Show every line from the entries that follow which holds the word "trap".

───

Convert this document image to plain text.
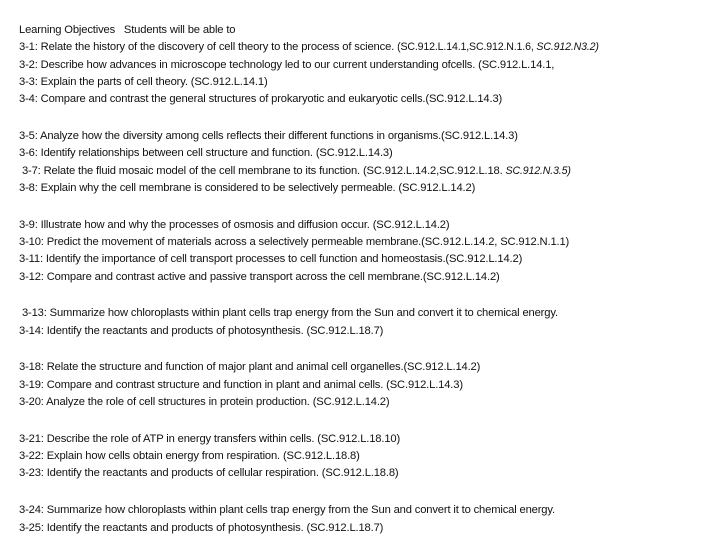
Learning Objectives Students will be able to
3-1: Relate the history of the discovery of cell theory to the process of science. (SC.912.L.14.1,SC.912.N.1.6, SC.912.N3.2)
3-2: Describe how advances in microscope technology led to our current understanding ofcells. (SC.912.L.14.1,
3-3: Explain the parts of cell theory. (SC.912.L.14.1)
3-4: Compare and contrast the general structures of prokaryotic and eukaryotic cells.(SC.912.L.14.3)
3-5: Analyze how the diversity among cells reflects their different functions in organisms.(SC.912.L.14.3)
3-6: Identify relationships between cell structure and function. (SC.912.L.14.3)
3-7: Relate the fluid mosaic model of the cell membrane to its function. (SC.912.L.14.2,SC.912.L.18. SC.912.N.3.5)
3-8: Explain why the cell membrane is considered to be selectively permeable. (SC.912.L.14.2)
3-9: Illustrate how and why the processes of osmosis and diffusion occur. (SC.912.L.14.2)
3-10: Predict the movement of materials across a selectively permeable membrane.(SC.912.L.14.2, SC.912.N.1.1)
3-11: Identify the importance of cell transport processes to cell function and homeostasis.(SC.912.L.14.2)
3-12: Compare and contrast active and passive transport across the cell membrane.(SC.912.L.14.2)
3-13: Summarize how chloroplasts within plant cells trap energy from the Sun and convert it to chemical energy.
3-14: Identify the reactants and products of photosynthesis. (SC.912.L.18.7)
3-18: Relate the structure and function of major plant and animal cell organelles.(SC.912.L.14.2)
3-19: Compare and contrast structure and function in plant and animal cells. (SC.912.L.14.3)
3-20: Analyze the role of cell structures in protein production. (SC.912.L.14.2)
3-21: Describe the role of ATP in energy transfers within cells. (SC.912.L.18.10)
3-22: Explain how cells obtain energy from respiration. (SC.912.L.18.8)
3-23: Identify the reactants and products of cellular respiration. (SC.912.L.18.8)
3-24: Summarize how chloroplasts within plant cells trap energy from the Sun and convert it to chemical energy.
3-25: Identify the reactants and products of photosynthesis. (SC.912.L.18.7)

───

**FINISHED EXERCISE**
3-13: Summarize how chloroplasts within plant cells trap energy from the Sun and convert it to chemical energy.
3-24: Summarize how chloroplasts within plant cells trap energy from the Sun and convert it to chemical energy.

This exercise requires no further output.